§ **What you are asked to do**:
In the entries that follow, find the word "true" and report each line it is on.

══ Dataset ══

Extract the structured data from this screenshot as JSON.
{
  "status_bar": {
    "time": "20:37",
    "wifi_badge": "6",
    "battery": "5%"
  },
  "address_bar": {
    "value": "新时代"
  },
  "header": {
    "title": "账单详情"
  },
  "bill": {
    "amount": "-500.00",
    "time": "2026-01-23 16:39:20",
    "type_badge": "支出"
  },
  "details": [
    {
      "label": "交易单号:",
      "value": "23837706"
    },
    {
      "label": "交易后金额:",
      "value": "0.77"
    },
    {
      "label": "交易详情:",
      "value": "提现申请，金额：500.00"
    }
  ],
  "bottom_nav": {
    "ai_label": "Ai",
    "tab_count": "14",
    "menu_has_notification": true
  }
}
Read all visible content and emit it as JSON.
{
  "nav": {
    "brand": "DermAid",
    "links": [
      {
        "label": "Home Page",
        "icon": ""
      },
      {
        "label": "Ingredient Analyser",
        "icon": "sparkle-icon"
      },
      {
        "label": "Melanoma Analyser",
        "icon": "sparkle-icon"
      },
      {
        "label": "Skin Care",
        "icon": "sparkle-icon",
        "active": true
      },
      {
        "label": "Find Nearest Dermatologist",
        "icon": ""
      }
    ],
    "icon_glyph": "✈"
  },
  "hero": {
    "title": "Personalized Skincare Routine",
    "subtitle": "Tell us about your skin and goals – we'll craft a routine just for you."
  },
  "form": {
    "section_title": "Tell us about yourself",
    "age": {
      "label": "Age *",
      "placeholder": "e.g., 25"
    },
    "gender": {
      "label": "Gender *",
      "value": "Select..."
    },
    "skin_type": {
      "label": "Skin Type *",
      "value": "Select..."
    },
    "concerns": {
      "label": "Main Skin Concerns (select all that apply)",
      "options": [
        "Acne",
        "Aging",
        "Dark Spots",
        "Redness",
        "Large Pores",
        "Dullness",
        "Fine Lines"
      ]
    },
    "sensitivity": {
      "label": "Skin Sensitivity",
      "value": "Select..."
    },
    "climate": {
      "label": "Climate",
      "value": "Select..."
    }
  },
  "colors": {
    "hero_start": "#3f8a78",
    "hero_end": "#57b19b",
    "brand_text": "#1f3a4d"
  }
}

═══

§ **Full answer**:
    "menu_has_notification": true
        "active": true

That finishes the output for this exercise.